- DIRECTION -
Skip all pictures, then print the remaining material exactly.

--- --- ---

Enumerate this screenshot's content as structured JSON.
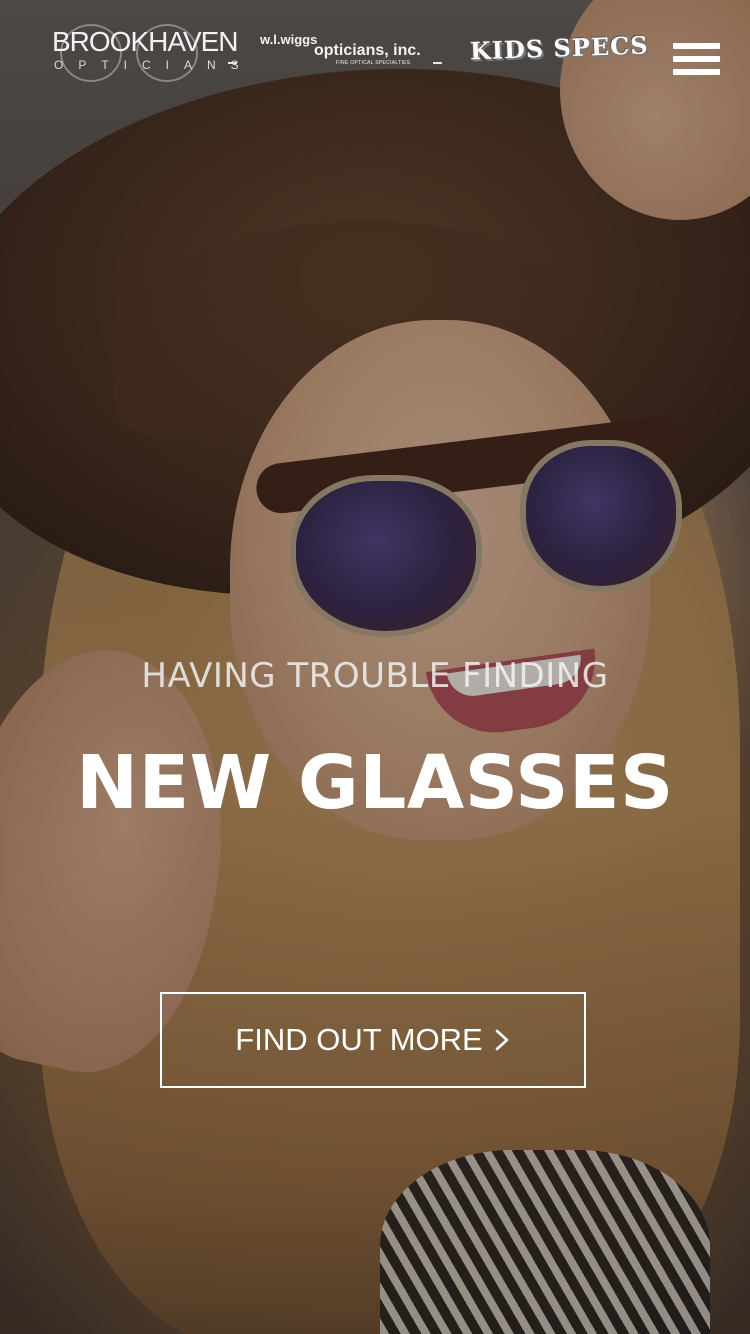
{
  "header": {
    "logos": {
      "brookhaven": {
        "name": "BROOKHAVEN",
        "subtitle": "OPTICIANS"
      },
      "wiggs": {
        "line1": "w.l.wiggs",
        "line2": "opticians, inc.",
        "tagline": "FINE OPTICAL SPECIALTIES"
      },
      "kids_specs": {
        "name": "KIDS SPECS"
      }
    },
    "menu_icon": "hamburger-menu-icon"
  },
  "hero": {
    "kicker": "HAVING TROUBLE FINDING",
    "headline": "NEW GLASSES",
    "cta": {
      "label": "FIND OUT MORE",
      "icon": "chevron-right-icon"
    }
  },
  "colors": {
    "text": "#ffffff",
    "kicker_text": "#f5f5f5",
    "overlay": "#000000"
  }
}
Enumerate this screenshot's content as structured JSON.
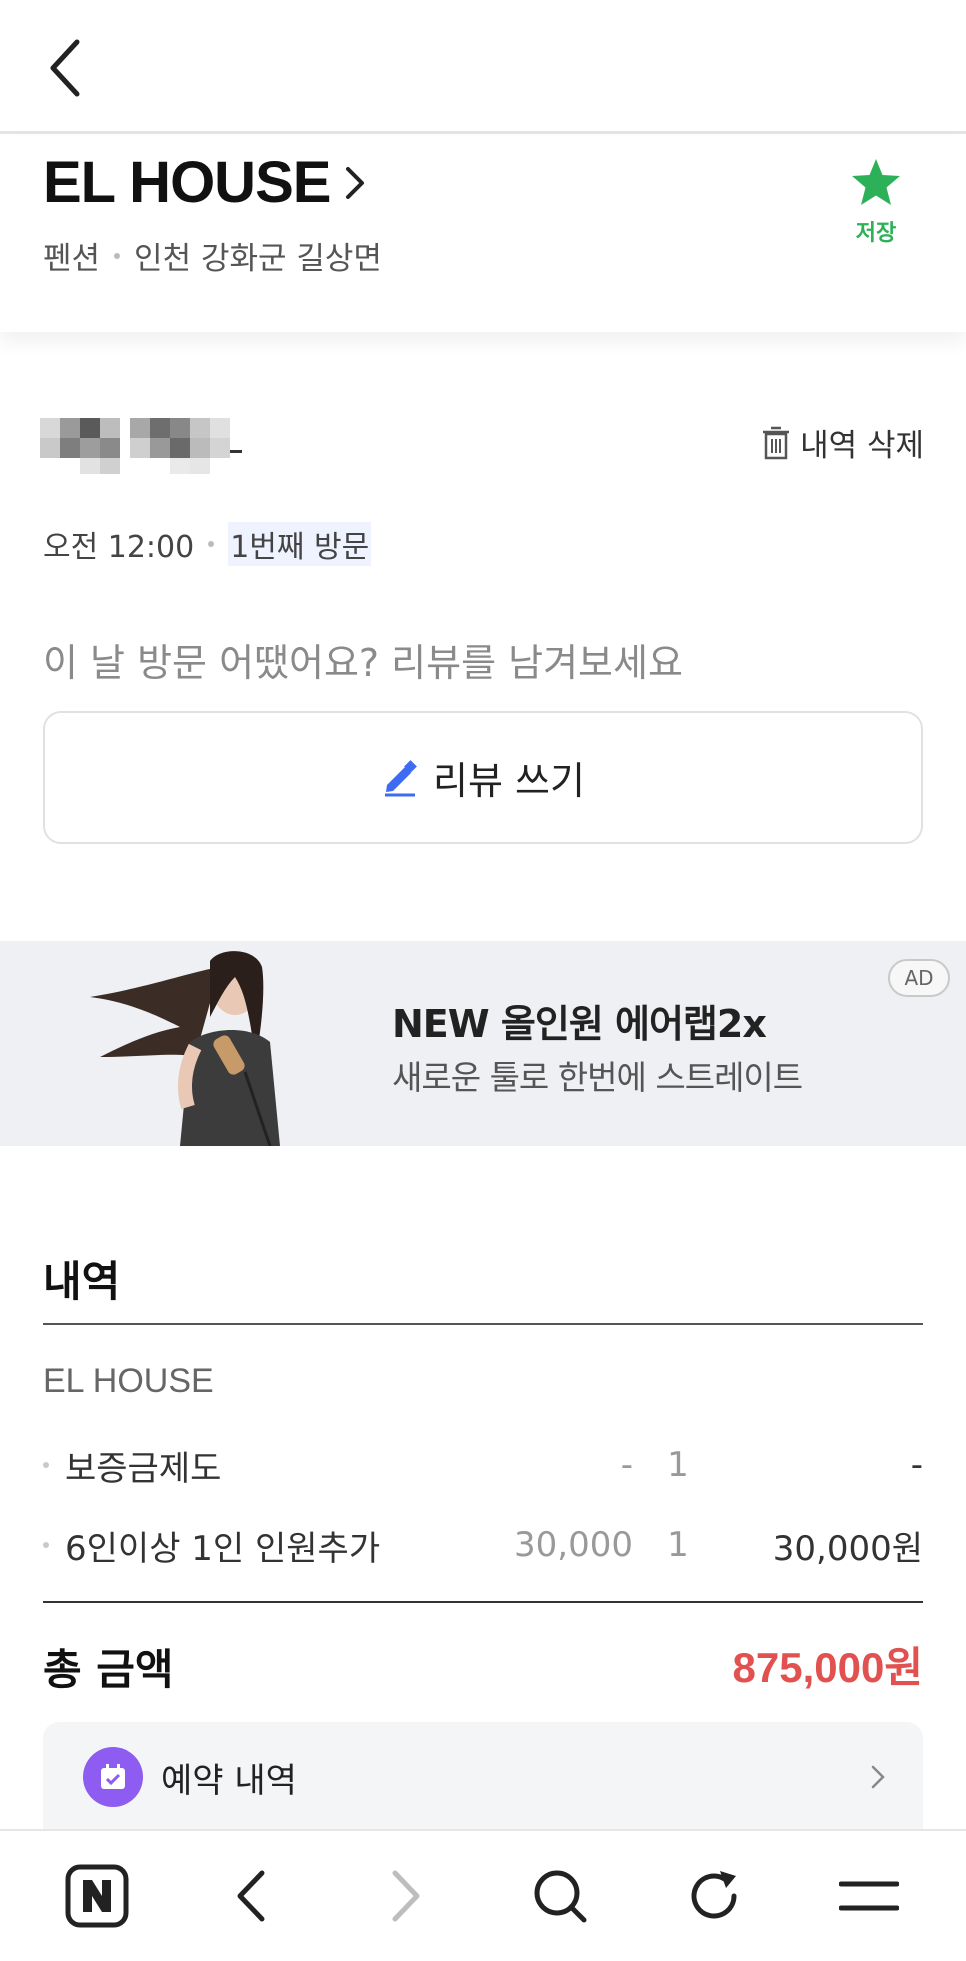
{
  "place": {
    "name": "EL HOUSE",
    "category": "펜션",
    "location": "인천 강화군 길상면",
    "save_label": "저장",
    "save_color": "#2db158"
  },
  "visit": {
    "delete_label": "내역 삭제",
    "time": "오전 12:00",
    "visit_count": "1번째 방문",
    "review_prompt": "이 날 방문 어땠어요? 리뷰를 남겨보세요",
    "review_button_label": "리뷰 쓰기"
  },
  "ad": {
    "title": "NEW 올인원 에어랩2x",
    "subtitle": "새로운 툴로 한번에 스트레이트",
    "badge": "AD"
  },
  "details": {
    "section_title": "내역",
    "vendor": "EL HOUSE",
    "items": [
      {
        "name": "보증금제도",
        "price": "-",
        "qty": "1",
        "total": "-"
      },
      {
        "name": "6인이상 1인 인원추가",
        "price": "30,000",
        "qty": "1",
        "total": "30,000원"
      }
    ],
    "total_label": "총 금액",
    "total_value": "875,000원",
    "total_color": "#e0514f"
  },
  "reservation": {
    "label": "예약 내역",
    "icon_color": "#8e5cf0"
  },
  "browser_bar": {
    "icons": [
      "naver-home-icon",
      "back-arrow-icon",
      "forward-arrow-icon",
      "search-icon",
      "refresh-icon",
      "menu-icon"
    ]
  }
}
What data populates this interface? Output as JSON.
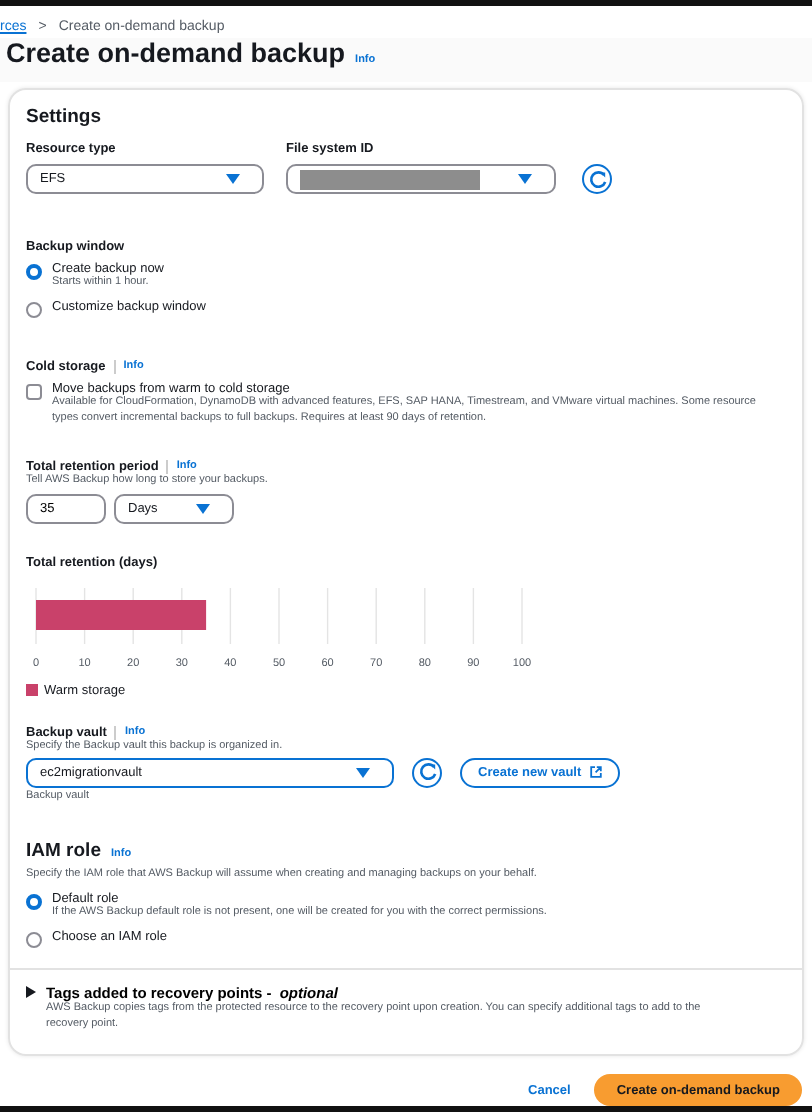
{
  "breadcrumb": {
    "items": [
      {
        "label": "rces",
        "kind": "link"
      },
      {
        "label": "Create on-demand backup",
        "kind": "current"
      }
    ],
    "separator": ">"
  },
  "page_title": {
    "text": "Create on-demand backup",
    "info": "Info"
  },
  "settings": {
    "title": "Settings",
    "resource_type": {
      "label": "Resource type",
      "value": "EFS"
    },
    "file_system_id": {
      "label": "File system ID"
    },
    "backup_window": {
      "label": "Backup window",
      "options": [
        {
          "label": "Create backup now",
          "hint": "Starts within 1 hour.",
          "selected": true
        },
        {
          "label": "Customize backup window",
          "selected": false
        }
      ]
    },
    "cold_storage": {
      "label": "Cold storage",
      "info": "Info",
      "option": {
        "label": "Move backups from warm to cold storage",
        "checked": false,
        "description": "Available for CloudFormation, DynamoDB with advanced features, EFS, SAP HANA, Timestream, and VMware virtual machines. Some resource types convert incremental backups to full backups. Requires at least 90 days of retention."
      }
    },
    "retention": {
      "label": "Total retention period",
      "info": "Info",
      "description": "Tell AWS Backup how long to store your backups.",
      "value": "35",
      "unit": "Days"
    },
    "retention_chart": {
      "chart_data": {
        "type": "bar",
        "orientation": "horizontal",
        "title": "Total retention (days)",
        "grid": true,
        "series": [
          {
            "name": "Warm storage",
            "color": "#c9416a",
            "values": [
              35
            ]
          }
        ],
        "xlim": [
          0,
          100
        ],
        "xticks": [
          0,
          10,
          20,
          30,
          40,
          50,
          60,
          70,
          80,
          90,
          100
        ]
      }
    },
    "backup_vault": {
      "label": "Backup vault",
      "info": "Info",
      "description": "Specify the Backup vault this backup is organized in.",
      "value": "ec2migrationvault",
      "hint": "Backup vault",
      "create_button": "Create new vault"
    },
    "iam_role": {
      "title": "IAM role",
      "info": "Info",
      "description": "Specify the IAM role that AWS Backup will assume when creating and managing backups on your behalf.",
      "options": [
        {
          "label": "Default role",
          "hint": "If the AWS Backup default role is not present, one will be created for you with the correct permissions.",
          "selected": true
        },
        {
          "label": "Choose an IAM role",
          "selected": false
        }
      ]
    },
    "tags": {
      "title": "Tags added to recovery points - *optional*",
      "expanded": false,
      "description": "AWS Backup copies tags from the protected resource to the recovery point upon creation. You can specify additional tags to add to the recovery point."
    }
  },
  "actions": {
    "cancel": "Cancel",
    "submit": "Create on-demand backup"
  }
}
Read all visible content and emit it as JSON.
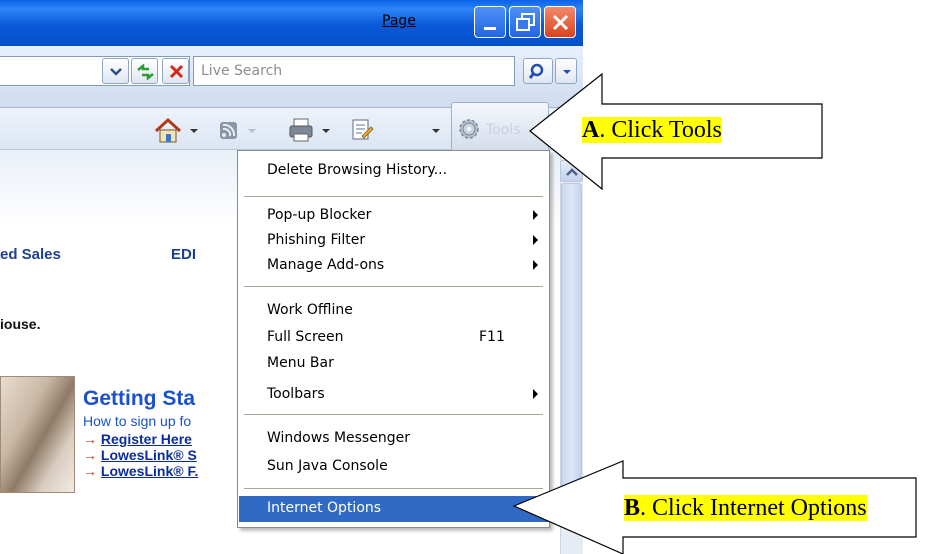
{
  "window": {
    "caption_buttons": [
      "minimize",
      "restore",
      "close"
    ]
  },
  "address_bar": {
    "search_placeholder": "Live Search"
  },
  "command_bar": {
    "page_label": "Page",
    "tools_label": "Tools"
  },
  "page": {
    "nav_sales": "ed Sales",
    "nav_edi": "EDI",
    "house_text": "iouse.",
    "getting_started_title": "Getting Sta",
    "getting_started_sub": "How to sign up fo",
    "links": [
      {
        "arrow": "→",
        "text": "Register Here"
      },
      {
        "arrow": "→",
        "text": "LowesLink® S"
      },
      {
        "arrow": "→",
        "text": "LowesLink® F."
      }
    ]
  },
  "tools_menu": {
    "items": [
      {
        "label": "Delete Browsing History...",
        "shortcut": "",
        "submenu": false
      },
      {
        "label": "Pop-up Blocker",
        "shortcut": "",
        "submenu": true
      },
      {
        "label": "Phishing Filter",
        "shortcut": "",
        "submenu": true
      },
      {
        "label": "Manage Add-ons",
        "shortcut": "",
        "submenu": true
      },
      {
        "label": "Work Offline",
        "shortcut": "",
        "submenu": false
      },
      {
        "label": "Full Screen",
        "shortcut": "F11",
        "submenu": false
      },
      {
        "label": "Menu Bar",
        "shortcut": "",
        "submenu": false
      },
      {
        "label": "Toolbars",
        "shortcut": "",
        "submenu": true
      },
      {
        "label": "Windows Messenger",
        "shortcut": "",
        "submenu": false
      },
      {
        "label": "Sun Java Console",
        "shortcut": "",
        "submenu": false
      },
      {
        "label": "Internet Options",
        "shortcut": "",
        "submenu": false,
        "highlighted": true
      }
    ]
  },
  "callouts": {
    "a_letter": "A",
    "a_text": ". Click Tools",
    "b_letter": "B",
    "b_text": ".  Click Internet Options"
  },
  "colors": {
    "titlebar": "#0a58d8",
    "menu_highlight": "#316ac5",
    "callout_highlight": "#ffff00",
    "link_blue": "#0a2c9e"
  }
}
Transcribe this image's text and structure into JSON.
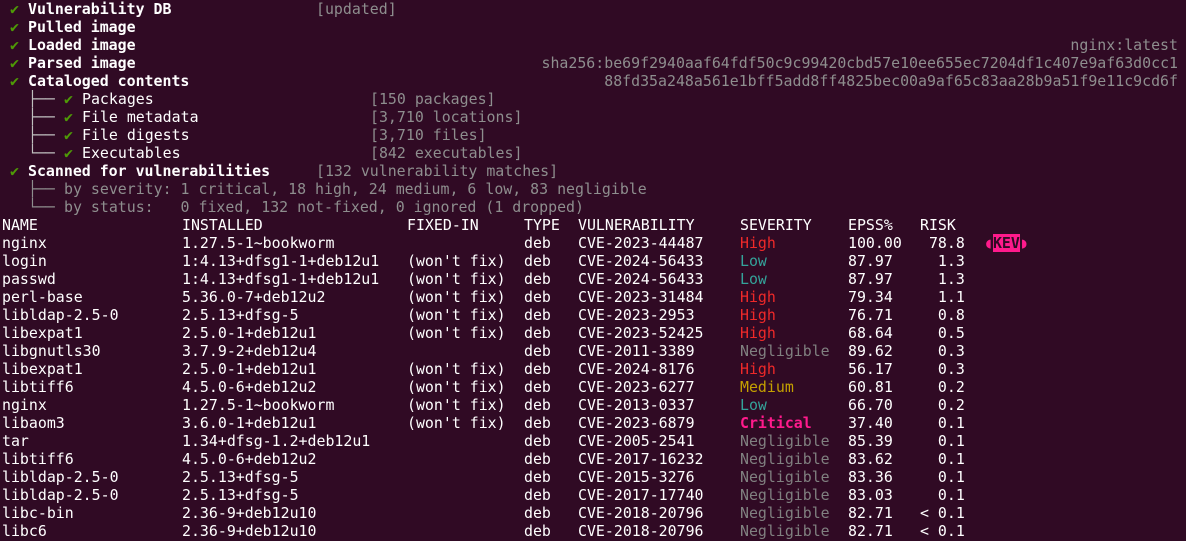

--- --- ---

- ANSWER TO THIS EXERCISE -
Enumerate this screenshot's content as structured JSON.
{
  "header": {
    "logos": {
      "brookhaven": {
        "name": "BROOKHAVEN",
        "subtitle": "OPTICIANS"
      },
      "wiggs": {
        "line1": "w.l.wiggs",
        "line2": "opticians, inc.",
        "tagline": "FINE OPTICAL SPECIALTIES"
      },
      "kids_specs": {
        "name": "KIDS SPECS"
      }
    },
    "menu_icon": "hamburger-menu-icon"
  },
  "hero": {
    "kicker": "HAVING TROUBLE FINDING",
    "headline": "NEW GLASSES",
    "cta": {
      "label": "FIND OUT MORE",
      "icon": "chevron-right-icon"
    }
  },
  "colors": {
    "text": "#ffffff",
    "kicker_text": "#f5f5f5",
    "overlay": "#000000"
  }
}
Enumerate this screenshot's content as structured JSON.
{
  "place": {
    "name": "EL HOUSE",
    "category": "펜션",
    "location": "인천 강화군 길상면",
    "save_label": "저장",
    "save_color": "#2db158"
  },
  "visit": {
    "delete_label": "내역 삭제",
    "time": "오전 12:00",
    "visit_count": "1번째 방문",
    "review_prompt": "이 날 방문 어땠어요? 리뷰를 남겨보세요",
    "review_button_label": "리뷰 쓰기"
  },
  "ad": {
    "title": "NEW 올인원 에어랩2x",
    "subtitle": "새로운 툴로 한번에 스트레이트",
    "badge": "AD"
  },
  "details": {
    "section_title": "내역",
    "vendor": "EL HOUSE",
    "items": [
      {
        "name": "보증금제도",
        "price": "-",
        "qty": "1",
        "total": "-"
      },
      {
        "name": "6인이상 1인 인원추가",
        "price": "30,000",
        "qty": "1",
        "total": "30,000원"
      }
    ],
    "total_label": "총 금액",
    "total_value": "875,000원",
    "total_color": "#e0514f"
  },
  "reservation": {
    "label": "예약 내역",
    "icon_color": "#8e5cf0"
  },
  "browser_bar": {
    "icons": [
      "naver-home-icon",
      "back-arrow-icon",
      "forward-arrow-icon",
      "search-icon",
      "refresh-icon",
      "menu-icon"
    ]
  }
}
What data populates this interface? Output as JSON.
{
  "breadcrumb": {
    "items": [
      {
        "label": "rces",
        "kind": "link"
      },
      {
        "label": "Create on-demand backup",
        "kind": "current"
      }
    ],
    "separator": ">"
  },
  "page_title": {
    "text": "Create on-demand backup",
    "info": "Info"
  },
  "settings": {
    "title": "Settings",
    "resource_type": {
      "label": "Resource type",
      "value": "EFS"
    },
    "file_system_id": {
      "label": "File system ID"
    },
    "backup_window": {
      "label": "Backup window",
      "options": [
        {
          "label": "Create backup now",
          "hint": "Starts within 1 hour.",
          "selected": true
        },
        {
          "label": "Customize backup window",
          "selected": false
        }
      ]
    },
    "cold_storage": {
      "label": "Cold storage",
      "info": "Info",
      "option": {
        "label": "Move backups from warm to cold storage",
        "checked": false,
        "description": "Available for CloudFormation, DynamoDB with advanced features, EFS, SAP HANA, Timestream, and VMware virtual machines. Some resource types convert incremental backups to full backups. Requires at least 90 days of retention."
      }
    },
    "retention": {
      "label": "Total retention period",
      "info": "Info",
      "description": "Tell AWS Backup how long to store your backups.",
      "value": "35",
      "unit": "Days"
    },
    "retention_chart": {
      "chart_data": {
        "type": "bar",
        "orientation": "horizontal",
        "title": "Total retention (days)",
        "grid": true,
        "series": [
          {
            "name": "Warm storage",
            "color": "#c9416a",
            "values": [
              35
            ]
          }
        ],
        "xlim": [
          0,
          100
        ],
        "xticks": [
          0,
          10,
          20,
          30,
          40,
          50,
          60,
          70,
          80,
          90,
          100
        ]
      }
    },
    "backup_vault": {
      "label": "Backup vault",
      "info": "Info",
      "description": "Specify the Backup vault this backup is organized in.",
      "value": "ec2migrationvault",
      "hint": "Backup vault",
      "create_button": "Create new vault"
    },
    "iam_role": {
      "title": "IAM role",
      "info": "Info",
      "description": "Specify the IAM role that AWS Backup will assume when creating and managing backups on your behalf.",
      "options": [
        {
          "label": "Default role",
          "hint": "If the AWS Backup default role is not present, one will be created for you with the correct permissions.",
          "selected": true
        },
        {
          "label": "Choose an IAM role",
          "selected": false
        }
      ]
    },
    "tags": {
      "title": "Tags added to recovery points - *optional*",
      "expanded": false,
      "description": "AWS Backup copies tags from the protected resource to the recovery point upon creation. You can specify additional tags to add to the recovery point."
    }
  },
  "actions": {
    "cancel": "Cancel",
    "submit": "Create on-demand backup"
  }
}
Read all visible content and emit it as JSON.
{
  "window": {
    "caption_buttons": [
      "minimize",
      "restore",
      "close"
    ]
  },
  "address_bar": {
    "search_placeholder": "Live Search"
  },
  "command_bar": {
    "page_label": "Page",
    "tools_label": "Tools"
  },
  "page": {
    "nav_sales": "ed Sales",
    "nav_edi": "EDI",
    "house_text": "iouse.",
    "getting_started_title": "Getting Sta",
    "getting_started_sub": "How to sign up fo",
    "links": [
      {
        "arrow": "→",
        "text": "Register Here"
      },
      {
        "arrow": "→",
        "text": "LowesLink® S"
      },
      {
        "arrow": "→",
        "text": "LowesLink® F."
      }
    ]
  },
  "tools_menu": {
    "items": [
      {
        "label": "Delete Browsing History...",
        "shortcut": "",
        "submenu": false
      },
      {
        "label": "Pop-up Blocker",
        "shortcut": "",
        "submenu": true
      },
      {
        "label": "Phishing Filter",
        "shortcut": "",
        "submenu": true
      },
      {
        "label": "Manage Add-ons",
        "shortcut": "",
        "submenu": true
      },
      {
        "label": "Work Offline",
        "shortcut": "",
        "submenu": false
      },
      {
        "label": "Full Screen",
        "shortcut": "F11",
        "submenu": false
      },
      {
        "label": "Menu Bar",
        "shortcut": "",
        "submenu": false
      },
      {
        "label": "Toolbars",
        "shortcut": "",
        "submenu": true
      },
      {
        "label": "Windows Messenger",
        "shortcut": "",
        "submenu": false
      },
      {
        "label": "Sun Java Console",
        "shortcut": "",
        "submenu": false
      },
      {
        "label": "Internet Options",
        "shortcut": "",
        "submenu": false,
        "highlighted": true
      }
    ]
  },
  "callouts": {
    "a_letter": "A",
    "a_text": ". Click Tools",
    "b_letter": "B",
    "b_text": ".  Click Internet Options"
  },
  "colors": {
    "titlebar": "#0a58d8",
    "menu_highlight": "#316ac5",
    "callout_highlight": "#ffff00",
    "link_blue": "#0a2c9e"
  }
}
Transcribe this image's text and structure into JSON.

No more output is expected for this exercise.